** Start ENTRIES PROVIDED **
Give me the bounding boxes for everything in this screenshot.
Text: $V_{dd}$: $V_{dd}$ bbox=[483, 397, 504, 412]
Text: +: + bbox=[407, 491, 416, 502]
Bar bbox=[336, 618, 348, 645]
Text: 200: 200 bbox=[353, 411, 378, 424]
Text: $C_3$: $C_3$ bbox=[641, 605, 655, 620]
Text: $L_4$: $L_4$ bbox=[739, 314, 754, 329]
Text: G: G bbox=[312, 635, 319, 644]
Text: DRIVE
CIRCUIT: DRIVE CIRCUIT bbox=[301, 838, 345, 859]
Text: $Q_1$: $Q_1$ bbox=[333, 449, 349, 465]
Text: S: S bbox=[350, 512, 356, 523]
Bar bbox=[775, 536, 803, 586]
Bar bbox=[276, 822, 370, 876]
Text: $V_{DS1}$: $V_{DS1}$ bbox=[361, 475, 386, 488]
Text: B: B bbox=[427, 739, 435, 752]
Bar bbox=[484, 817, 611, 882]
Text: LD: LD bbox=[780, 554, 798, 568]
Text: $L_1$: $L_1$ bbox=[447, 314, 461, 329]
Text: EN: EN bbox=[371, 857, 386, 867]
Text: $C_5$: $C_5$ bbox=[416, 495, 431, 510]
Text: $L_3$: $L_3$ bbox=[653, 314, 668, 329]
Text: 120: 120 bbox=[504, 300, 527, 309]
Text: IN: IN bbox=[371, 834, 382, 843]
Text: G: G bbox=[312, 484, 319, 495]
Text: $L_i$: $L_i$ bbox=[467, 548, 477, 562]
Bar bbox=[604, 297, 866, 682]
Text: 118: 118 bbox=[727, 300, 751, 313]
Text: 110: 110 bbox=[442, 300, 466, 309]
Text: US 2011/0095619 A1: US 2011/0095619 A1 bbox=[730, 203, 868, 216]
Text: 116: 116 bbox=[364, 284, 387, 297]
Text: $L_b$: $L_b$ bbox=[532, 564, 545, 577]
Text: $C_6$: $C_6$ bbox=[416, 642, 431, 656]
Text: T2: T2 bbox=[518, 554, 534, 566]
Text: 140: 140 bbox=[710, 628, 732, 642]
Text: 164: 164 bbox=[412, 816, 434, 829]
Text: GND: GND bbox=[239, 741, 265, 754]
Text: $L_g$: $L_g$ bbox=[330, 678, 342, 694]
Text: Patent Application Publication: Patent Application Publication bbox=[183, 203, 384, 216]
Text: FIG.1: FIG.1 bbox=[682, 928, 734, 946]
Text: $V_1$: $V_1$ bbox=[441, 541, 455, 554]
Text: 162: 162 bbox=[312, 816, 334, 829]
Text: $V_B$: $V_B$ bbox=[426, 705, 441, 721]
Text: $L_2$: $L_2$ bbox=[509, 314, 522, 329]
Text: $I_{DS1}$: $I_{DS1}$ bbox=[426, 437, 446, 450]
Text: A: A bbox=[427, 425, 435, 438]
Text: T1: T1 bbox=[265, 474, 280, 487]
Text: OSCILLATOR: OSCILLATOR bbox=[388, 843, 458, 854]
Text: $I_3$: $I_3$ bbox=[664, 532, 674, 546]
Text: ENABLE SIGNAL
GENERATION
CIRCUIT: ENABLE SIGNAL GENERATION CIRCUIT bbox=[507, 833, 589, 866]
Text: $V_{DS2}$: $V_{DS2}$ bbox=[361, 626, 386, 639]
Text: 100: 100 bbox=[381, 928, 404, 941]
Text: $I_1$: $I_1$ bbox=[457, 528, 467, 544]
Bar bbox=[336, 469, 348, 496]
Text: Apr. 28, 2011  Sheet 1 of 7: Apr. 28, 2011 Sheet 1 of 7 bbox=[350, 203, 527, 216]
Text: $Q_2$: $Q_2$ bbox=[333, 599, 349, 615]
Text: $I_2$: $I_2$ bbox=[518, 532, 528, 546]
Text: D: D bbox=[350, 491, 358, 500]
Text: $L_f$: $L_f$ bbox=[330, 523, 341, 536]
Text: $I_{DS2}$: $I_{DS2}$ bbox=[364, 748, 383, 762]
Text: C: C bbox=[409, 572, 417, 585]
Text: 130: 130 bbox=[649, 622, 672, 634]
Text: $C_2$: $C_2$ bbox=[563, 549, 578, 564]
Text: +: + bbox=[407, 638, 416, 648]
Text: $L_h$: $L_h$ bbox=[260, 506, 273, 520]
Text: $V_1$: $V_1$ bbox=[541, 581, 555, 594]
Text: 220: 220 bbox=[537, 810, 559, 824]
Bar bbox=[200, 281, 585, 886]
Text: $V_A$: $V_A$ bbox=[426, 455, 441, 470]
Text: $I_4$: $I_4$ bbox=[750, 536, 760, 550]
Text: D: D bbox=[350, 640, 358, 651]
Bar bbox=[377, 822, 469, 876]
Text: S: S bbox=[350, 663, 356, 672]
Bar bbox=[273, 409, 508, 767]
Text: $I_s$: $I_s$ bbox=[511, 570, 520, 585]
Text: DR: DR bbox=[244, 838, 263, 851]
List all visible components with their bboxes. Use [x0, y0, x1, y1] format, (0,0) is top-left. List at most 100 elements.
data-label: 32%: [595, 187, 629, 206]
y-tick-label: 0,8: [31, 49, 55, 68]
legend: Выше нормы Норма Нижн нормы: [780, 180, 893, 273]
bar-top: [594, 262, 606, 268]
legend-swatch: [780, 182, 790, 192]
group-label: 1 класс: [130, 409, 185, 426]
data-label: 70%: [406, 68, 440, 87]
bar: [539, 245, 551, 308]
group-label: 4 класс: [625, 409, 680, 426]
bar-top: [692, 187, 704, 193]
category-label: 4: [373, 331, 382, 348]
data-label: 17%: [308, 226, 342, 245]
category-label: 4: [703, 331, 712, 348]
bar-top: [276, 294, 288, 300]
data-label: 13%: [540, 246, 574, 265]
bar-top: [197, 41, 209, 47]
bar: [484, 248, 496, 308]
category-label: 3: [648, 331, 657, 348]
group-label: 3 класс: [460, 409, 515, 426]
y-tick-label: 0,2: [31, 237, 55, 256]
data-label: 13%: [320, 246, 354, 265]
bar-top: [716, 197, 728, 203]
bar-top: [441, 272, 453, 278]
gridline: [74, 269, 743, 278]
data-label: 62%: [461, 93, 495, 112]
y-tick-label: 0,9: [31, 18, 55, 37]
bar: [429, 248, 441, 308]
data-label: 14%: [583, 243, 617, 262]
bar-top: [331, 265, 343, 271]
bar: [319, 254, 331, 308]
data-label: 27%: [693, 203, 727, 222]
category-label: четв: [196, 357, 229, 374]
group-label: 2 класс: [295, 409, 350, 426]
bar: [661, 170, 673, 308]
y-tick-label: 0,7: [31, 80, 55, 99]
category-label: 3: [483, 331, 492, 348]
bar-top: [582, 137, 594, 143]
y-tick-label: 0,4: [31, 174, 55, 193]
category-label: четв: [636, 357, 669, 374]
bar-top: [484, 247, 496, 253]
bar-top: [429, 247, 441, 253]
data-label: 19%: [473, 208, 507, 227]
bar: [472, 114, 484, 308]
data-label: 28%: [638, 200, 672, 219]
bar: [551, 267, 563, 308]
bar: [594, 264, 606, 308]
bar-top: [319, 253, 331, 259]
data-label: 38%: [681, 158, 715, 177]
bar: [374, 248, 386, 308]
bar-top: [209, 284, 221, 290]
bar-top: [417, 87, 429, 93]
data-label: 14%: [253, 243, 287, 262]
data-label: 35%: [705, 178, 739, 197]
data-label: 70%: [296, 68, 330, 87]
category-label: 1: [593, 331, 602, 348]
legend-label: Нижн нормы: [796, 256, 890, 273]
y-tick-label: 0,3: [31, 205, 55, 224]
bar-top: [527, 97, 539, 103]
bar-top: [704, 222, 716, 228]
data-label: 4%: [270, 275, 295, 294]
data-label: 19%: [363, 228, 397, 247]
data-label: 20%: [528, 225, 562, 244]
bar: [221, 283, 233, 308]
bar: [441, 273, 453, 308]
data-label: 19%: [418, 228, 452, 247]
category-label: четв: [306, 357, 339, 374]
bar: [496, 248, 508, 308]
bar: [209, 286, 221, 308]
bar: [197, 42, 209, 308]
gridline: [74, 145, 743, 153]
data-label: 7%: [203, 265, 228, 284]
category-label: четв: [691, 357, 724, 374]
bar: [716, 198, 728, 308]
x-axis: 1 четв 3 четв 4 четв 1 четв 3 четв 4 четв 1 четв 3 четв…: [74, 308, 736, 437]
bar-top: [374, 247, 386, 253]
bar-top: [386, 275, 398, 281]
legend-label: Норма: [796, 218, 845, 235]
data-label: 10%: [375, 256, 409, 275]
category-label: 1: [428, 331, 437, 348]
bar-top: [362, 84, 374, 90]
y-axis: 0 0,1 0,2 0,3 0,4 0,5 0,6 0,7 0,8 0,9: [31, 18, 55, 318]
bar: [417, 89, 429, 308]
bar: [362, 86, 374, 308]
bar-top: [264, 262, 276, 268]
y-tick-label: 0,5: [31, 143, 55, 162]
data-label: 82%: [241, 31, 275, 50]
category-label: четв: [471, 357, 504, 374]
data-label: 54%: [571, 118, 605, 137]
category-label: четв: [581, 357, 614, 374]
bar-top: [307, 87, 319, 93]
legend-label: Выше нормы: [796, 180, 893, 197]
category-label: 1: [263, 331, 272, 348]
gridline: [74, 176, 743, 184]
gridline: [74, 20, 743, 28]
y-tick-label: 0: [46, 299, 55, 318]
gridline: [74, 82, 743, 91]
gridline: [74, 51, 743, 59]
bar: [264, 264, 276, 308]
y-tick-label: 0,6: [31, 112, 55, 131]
** End ENTRIES PROVIDED **
*SET PROBLEM*. Change "OSCILLATOR" to "TIMER" in the data from its first line through the line containing "CIRCUIT: ENABLE SIGNAL". Give those lines again with nothing else altered.

*OUTPUT BELOW*.
Give me the bounding boxes for everything in this screenshot.
Text: $V_{dd}$: $V_{dd}$ bbox=[483, 397, 504, 412]
Text: +: + bbox=[407, 491, 416, 502]
Bar bbox=[336, 618, 348, 645]
Text: 200: 200 bbox=[353, 411, 378, 424]
Text: $C_3$: $C_3$ bbox=[641, 605, 655, 620]
Text: $L_4$: $L_4$ bbox=[739, 314, 754, 329]
Text: G: G bbox=[312, 635, 319, 644]
Text: DRIVE
CIRCUIT: DRIVE CIRCUIT bbox=[301, 838, 345, 859]
Text: $Q_1$: $Q_1$ bbox=[333, 449, 349, 465]
Text: S: S bbox=[350, 512, 356, 523]
Bar bbox=[775, 536, 803, 586]
Bar bbox=[276, 822, 370, 876]
Text: $V_{DS1}$: $V_{DS1}$ bbox=[361, 475, 386, 488]
Text: B: B bbox=[427, 739, 435, 752]
Bar bbox=[484, 817, 611, 882]
Text: LD: LD bbox=[780, 554, 798, 568]
Text: $L_1$: $L_1$ bbox=[447, 314, 461, 329]
Text: EN: EN bbox=[371, 857, 386, 867]
Text: $C_5$: $C_5$ bbox=[416, 495, 431, 510]
Text: $L_3$: $L_3$ bbox=[653, 314, 668, 329]
Text: 120: 120 bbox=[504, 300, 527, 309]
Text: IN: IN bbox=[371, 834, 382, 843]
Text: G: G bbox=[312, 484, 319, 495]
Text: $L_i$: $L_i$ bbox=[467, 548, 477, 562]
Bar bbox=[604, 297, 866, 682]
Text: 118: 118 bbox=[727, 300, 751, 313]
Text: 110: 110 bbox=[442, 300, 466, 309]
Text: US 2011/0095619 A1: US 2011/0095619 A1 bbox=[730, 203, 868, 216]
Text: 116: 116 bbox=[364, 284, 387, 297]
Text: $L_b$: $L_b$ bbox=[532, 564, 545, 577]
Text: $C_6$: $C_6$ bbox=[416, 642, 431, 656]
Text: T2: T2 bbox=[518, 554, 534, 566]
Text: 140: 140 bbox=[710, 628, 732, 642]
Text: 164: 164 bbox=[412, 816, 434, 829]
Text: GND: GND bbox=[239, 741, 265, 754]
Text: $L_g$: $L_g$ bbox=[330, 678, 342, 694]
Text: Patent Application Publication: Patent Application Publication bbox=[183, 203, 384, 216]
Text: FIG.1: FIG.1 bbox=[682, 928, 734, 946]
Text: $V_1$: $V_1$ bbox=[441, 541, 455, 554]
Text: 162: 162 bbox=[312, 816, 334, 829]
Text: $V_B$: $V_B$ bbox=[426, 705, 441, 721]
Text: $L_2$: $L_2$ bbox=[509, 314, 522, 329]
Text: $I_{DS1}$: $I_{DS1}$ bbox=[426, 437, 446, 450]
Text: A: A bbox=[427, 425, 435, 438]
Text: T1: T1 bbox=[265, 474, 280, 487]
Text: TIMER: TIMER bbox=[388, 843, 458, 854]
Text: $I_3$: $I_3$ bbox=[664, 532, 674, 546]
Text: ENABLE SIGNAL
GENERATION
CIRCUIT: ENABLE SIGNAL GENERATION CIRCUIT bbox=[507, 833, 589, 866]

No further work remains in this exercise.